[CHALLENGE]: Copy out the line containing "Read out every word on this page." and each line after it, through the last one in the material, exactly as written.

[Records excerpted from a collection]

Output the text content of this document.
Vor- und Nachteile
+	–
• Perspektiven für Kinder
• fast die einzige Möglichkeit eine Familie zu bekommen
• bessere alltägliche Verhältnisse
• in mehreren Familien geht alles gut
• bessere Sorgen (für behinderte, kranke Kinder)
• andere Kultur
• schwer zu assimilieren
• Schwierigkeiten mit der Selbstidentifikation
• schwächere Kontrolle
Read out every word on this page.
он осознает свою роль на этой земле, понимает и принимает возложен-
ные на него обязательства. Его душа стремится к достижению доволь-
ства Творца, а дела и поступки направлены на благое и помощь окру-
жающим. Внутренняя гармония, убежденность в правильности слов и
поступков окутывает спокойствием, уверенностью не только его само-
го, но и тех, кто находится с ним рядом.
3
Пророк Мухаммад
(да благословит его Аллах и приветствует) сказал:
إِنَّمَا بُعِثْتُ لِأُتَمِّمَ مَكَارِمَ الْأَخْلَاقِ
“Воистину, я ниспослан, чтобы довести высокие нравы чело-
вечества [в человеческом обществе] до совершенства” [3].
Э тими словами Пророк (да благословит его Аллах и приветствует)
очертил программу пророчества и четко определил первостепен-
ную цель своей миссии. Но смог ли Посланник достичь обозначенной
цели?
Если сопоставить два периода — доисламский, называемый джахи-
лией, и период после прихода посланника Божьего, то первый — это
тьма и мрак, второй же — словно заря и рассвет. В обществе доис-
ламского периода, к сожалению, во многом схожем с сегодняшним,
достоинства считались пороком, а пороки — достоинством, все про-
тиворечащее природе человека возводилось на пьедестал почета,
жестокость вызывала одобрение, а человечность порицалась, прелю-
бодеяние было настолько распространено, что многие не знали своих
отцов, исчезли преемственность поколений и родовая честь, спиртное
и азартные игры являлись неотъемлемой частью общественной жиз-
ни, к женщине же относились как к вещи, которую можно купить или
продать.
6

[EXPECTED ANSWER]:
Read out every word on this page.
он осознает свою роль на этой земле, понимает и принимает возложен-
ные на него обязательства. Его душа стремится к достижению доволь-
ства Творца, а дела и поступки направлены на благое и помощь окру-
жающим. Внутренняя гармония, убежденность в правильности слов и
поступков окутывает спокойствием, уверенностью не только его само-
го, но и тех, кто находится с ним рядом.
3
Пророк Мухаммад
(да благословит его Аллах и приветствует) сказал:
إِنَّمَا بُعِثْتُ لِأُتَمِّمَ مَكَارِمَ الْأَخْلَاقِ
“Воистину, я ниспослан, чтобы довести высокие нравы чело-
вечества [в человеческом обществе] до совершенства” [3].
Э тими словами Пророк (да благословит его Аллах и приветствует)
очертил программу пророчества и четко определил первостепен-
ную цель своей миссии. Но смог ли Посланник достичь обозначенной
цели?
Если сопоставить два периода — доисламский, называемый джахи-
лией, и период после прихода посланника Божьего, то первый — это
тьма и мрак, второй же — словно заря и рассвет. В обществе доис-
ламского периода, к сожалению, во многом схожем с сегодняшним,
достоинства считались пороком, а пороки — достоинством, все про-
тиворечащее природе человека возводилось на пьедестал почета,
жестокость вызывала одобрение, а человечность порицалась, прелю-
бодеяние было настолько распространено, что многие не знали своих
отцов, исчезли преемственность поколений и родовая честь, спиртное
и азартные игры являлись неотъемлемой частью общественной жиз-
ни, к женщине же относились как к вещи, которую можно купить или
продать.
6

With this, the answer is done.